» DIRECTION: In the entries below, count every line containing "subtitle". Return the number and nothing else.

* * * *

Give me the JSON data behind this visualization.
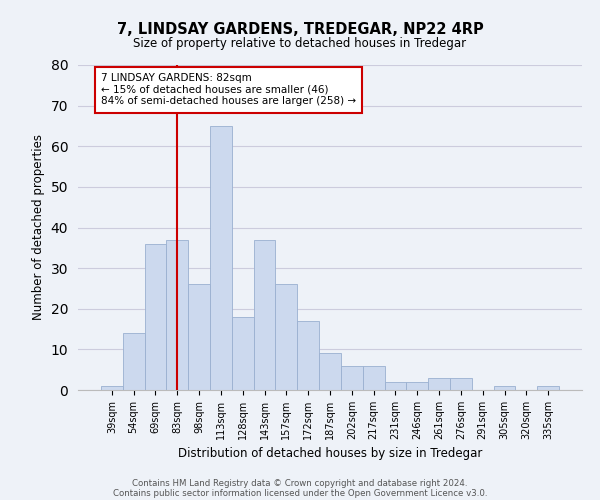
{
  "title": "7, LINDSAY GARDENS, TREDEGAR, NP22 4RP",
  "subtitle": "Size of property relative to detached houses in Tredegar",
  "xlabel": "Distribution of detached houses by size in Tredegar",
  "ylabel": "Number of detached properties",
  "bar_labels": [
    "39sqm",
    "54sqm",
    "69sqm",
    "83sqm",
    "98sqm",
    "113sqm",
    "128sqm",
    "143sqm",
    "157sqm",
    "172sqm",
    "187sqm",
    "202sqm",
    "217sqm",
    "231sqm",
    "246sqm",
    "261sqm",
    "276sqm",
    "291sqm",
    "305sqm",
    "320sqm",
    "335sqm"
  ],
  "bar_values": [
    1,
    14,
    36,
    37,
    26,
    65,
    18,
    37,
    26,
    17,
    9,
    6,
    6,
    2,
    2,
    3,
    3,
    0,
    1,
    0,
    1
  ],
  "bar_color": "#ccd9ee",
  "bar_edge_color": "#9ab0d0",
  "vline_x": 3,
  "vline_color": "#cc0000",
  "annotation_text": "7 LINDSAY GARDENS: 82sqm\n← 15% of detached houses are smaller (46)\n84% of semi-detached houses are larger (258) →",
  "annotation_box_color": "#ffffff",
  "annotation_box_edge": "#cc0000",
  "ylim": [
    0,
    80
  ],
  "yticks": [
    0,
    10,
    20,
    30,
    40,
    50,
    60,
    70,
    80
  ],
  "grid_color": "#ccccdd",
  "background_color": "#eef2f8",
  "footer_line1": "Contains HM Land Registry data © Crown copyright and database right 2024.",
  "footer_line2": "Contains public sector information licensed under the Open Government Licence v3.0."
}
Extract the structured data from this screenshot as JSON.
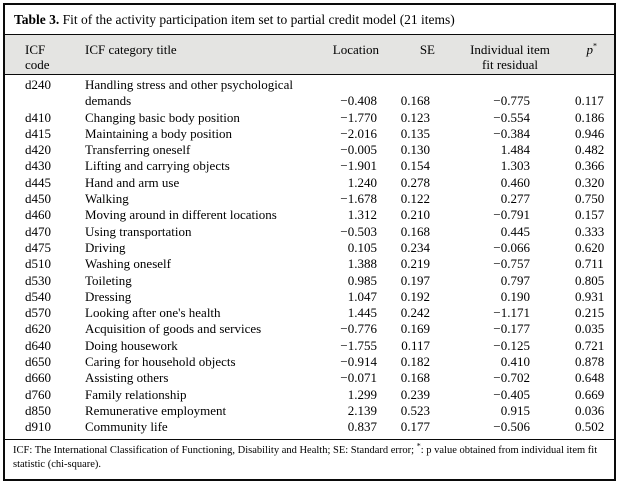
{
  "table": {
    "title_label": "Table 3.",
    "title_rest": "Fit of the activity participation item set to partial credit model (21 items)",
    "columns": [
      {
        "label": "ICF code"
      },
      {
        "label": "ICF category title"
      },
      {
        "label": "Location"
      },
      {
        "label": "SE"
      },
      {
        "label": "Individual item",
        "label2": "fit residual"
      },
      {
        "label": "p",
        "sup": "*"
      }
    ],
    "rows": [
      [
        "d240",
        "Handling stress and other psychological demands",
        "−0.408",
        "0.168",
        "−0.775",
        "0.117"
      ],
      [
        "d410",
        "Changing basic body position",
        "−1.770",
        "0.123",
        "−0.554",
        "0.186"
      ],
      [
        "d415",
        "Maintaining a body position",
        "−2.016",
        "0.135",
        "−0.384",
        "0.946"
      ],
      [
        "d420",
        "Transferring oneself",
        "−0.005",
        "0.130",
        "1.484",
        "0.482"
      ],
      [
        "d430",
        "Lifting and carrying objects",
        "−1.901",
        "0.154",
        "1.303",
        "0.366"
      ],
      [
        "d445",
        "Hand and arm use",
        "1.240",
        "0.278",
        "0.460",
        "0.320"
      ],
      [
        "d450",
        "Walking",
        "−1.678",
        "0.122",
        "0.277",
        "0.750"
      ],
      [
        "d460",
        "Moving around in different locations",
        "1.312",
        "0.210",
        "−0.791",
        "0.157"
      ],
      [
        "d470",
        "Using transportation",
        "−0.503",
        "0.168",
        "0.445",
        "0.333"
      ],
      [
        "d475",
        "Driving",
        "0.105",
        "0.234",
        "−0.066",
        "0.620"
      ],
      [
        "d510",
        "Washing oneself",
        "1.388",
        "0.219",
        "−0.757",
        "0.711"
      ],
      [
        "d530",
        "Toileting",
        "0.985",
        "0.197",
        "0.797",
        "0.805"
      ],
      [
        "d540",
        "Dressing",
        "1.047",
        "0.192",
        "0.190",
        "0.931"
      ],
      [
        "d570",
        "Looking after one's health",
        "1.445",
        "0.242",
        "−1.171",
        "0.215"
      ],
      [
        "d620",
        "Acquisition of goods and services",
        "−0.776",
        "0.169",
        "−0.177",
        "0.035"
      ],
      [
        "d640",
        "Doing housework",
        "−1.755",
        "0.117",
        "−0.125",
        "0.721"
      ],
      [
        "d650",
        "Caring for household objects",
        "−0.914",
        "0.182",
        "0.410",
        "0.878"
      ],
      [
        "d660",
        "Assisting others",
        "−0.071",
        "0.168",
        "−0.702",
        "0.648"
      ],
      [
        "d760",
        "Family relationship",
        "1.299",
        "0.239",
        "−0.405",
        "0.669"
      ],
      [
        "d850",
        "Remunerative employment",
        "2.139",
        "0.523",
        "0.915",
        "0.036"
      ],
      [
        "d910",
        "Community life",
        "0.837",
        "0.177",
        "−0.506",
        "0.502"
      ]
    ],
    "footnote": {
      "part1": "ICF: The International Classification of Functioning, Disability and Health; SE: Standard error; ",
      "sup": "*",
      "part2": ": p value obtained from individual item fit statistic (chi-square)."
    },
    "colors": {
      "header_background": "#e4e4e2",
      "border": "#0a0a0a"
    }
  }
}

* * * *

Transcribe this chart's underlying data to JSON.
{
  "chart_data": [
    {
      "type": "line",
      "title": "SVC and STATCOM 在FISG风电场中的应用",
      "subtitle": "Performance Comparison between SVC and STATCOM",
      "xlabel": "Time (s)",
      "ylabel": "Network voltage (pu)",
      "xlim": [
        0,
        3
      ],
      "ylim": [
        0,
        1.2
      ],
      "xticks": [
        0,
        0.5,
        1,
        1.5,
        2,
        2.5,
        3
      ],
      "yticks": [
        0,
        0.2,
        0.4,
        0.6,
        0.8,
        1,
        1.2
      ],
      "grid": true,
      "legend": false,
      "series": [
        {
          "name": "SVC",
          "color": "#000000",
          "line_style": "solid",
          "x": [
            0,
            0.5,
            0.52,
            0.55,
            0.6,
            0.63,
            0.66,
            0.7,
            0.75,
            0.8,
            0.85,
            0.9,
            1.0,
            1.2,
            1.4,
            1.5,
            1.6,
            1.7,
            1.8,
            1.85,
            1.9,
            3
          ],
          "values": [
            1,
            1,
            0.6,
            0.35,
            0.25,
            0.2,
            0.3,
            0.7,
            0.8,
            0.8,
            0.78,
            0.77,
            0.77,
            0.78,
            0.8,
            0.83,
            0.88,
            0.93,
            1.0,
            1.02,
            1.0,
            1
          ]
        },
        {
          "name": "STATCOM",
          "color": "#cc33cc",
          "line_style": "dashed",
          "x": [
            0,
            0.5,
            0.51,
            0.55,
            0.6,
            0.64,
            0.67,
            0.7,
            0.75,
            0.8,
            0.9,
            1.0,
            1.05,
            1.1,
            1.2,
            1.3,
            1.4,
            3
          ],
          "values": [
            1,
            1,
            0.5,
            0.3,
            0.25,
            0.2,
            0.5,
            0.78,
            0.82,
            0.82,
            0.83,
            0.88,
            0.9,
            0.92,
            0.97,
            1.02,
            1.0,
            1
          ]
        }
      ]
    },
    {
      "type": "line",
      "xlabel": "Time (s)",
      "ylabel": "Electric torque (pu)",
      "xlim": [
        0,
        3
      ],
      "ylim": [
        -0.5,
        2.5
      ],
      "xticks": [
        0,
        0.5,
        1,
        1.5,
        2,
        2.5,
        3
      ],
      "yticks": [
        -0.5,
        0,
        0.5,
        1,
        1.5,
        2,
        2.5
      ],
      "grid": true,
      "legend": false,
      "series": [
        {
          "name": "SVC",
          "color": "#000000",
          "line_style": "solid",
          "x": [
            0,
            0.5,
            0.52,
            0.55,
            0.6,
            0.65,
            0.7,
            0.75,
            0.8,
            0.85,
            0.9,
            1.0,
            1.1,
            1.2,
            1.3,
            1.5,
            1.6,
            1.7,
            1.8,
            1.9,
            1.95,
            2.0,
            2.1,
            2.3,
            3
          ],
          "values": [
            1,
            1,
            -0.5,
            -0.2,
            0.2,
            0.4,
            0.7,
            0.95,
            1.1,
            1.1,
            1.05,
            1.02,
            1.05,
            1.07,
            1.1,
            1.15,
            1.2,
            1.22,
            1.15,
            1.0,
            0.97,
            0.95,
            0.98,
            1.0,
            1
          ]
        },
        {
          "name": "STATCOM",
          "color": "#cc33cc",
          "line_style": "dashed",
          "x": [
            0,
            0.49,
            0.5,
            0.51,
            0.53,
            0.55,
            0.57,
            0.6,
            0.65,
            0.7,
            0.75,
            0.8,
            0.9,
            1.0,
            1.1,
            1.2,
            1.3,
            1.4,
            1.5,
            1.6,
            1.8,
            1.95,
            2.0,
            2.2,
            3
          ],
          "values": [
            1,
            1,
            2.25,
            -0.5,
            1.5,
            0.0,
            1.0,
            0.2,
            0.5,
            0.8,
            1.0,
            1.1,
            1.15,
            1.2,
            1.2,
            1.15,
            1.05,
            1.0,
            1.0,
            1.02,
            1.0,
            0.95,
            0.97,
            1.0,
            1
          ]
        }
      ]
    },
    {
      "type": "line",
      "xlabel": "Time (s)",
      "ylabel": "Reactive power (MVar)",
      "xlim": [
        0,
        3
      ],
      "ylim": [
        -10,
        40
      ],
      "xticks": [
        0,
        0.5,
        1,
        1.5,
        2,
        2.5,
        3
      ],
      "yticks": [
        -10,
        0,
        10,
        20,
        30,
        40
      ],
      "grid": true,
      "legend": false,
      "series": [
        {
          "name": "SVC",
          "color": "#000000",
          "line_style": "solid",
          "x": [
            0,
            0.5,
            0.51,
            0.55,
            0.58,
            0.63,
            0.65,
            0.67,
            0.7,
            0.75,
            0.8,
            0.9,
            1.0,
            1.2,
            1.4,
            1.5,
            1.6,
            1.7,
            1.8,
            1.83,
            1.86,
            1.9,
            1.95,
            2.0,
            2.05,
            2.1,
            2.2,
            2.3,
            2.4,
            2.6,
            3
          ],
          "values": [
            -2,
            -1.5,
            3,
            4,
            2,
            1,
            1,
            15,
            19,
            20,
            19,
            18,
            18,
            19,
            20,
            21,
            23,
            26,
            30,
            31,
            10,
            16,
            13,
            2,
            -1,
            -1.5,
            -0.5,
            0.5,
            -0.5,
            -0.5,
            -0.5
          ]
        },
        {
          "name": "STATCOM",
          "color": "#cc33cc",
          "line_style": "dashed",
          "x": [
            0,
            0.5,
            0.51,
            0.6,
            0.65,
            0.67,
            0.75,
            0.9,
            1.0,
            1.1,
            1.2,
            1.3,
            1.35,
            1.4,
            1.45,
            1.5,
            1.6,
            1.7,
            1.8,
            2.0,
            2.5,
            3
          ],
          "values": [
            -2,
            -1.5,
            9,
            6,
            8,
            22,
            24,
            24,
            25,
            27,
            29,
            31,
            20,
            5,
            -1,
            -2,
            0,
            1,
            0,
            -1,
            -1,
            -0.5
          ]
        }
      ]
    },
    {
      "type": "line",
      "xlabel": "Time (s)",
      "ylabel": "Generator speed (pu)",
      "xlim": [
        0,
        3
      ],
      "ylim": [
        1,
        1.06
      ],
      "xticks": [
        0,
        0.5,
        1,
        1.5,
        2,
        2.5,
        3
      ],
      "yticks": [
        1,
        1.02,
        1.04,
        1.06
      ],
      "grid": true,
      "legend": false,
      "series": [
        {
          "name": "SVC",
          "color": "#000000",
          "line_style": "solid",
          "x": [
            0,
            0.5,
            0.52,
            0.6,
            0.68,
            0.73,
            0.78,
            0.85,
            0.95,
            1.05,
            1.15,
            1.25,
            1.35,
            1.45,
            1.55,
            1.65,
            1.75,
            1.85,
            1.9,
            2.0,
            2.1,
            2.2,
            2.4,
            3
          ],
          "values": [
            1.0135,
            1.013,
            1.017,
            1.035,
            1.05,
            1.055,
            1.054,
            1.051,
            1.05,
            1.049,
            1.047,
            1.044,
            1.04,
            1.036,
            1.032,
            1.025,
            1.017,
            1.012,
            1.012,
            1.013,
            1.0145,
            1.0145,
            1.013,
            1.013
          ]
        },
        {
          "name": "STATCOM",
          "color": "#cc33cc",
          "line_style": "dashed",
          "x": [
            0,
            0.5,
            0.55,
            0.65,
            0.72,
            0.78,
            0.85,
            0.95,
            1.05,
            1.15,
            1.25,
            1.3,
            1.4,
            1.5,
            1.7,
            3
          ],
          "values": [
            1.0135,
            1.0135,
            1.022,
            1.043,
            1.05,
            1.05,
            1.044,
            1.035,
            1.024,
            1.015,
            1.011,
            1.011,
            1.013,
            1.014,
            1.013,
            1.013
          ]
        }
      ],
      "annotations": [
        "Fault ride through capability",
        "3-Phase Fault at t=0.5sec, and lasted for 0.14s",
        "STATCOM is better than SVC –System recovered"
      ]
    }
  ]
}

* * * *

» SOLUTION FOR THIS EXERCISE: 2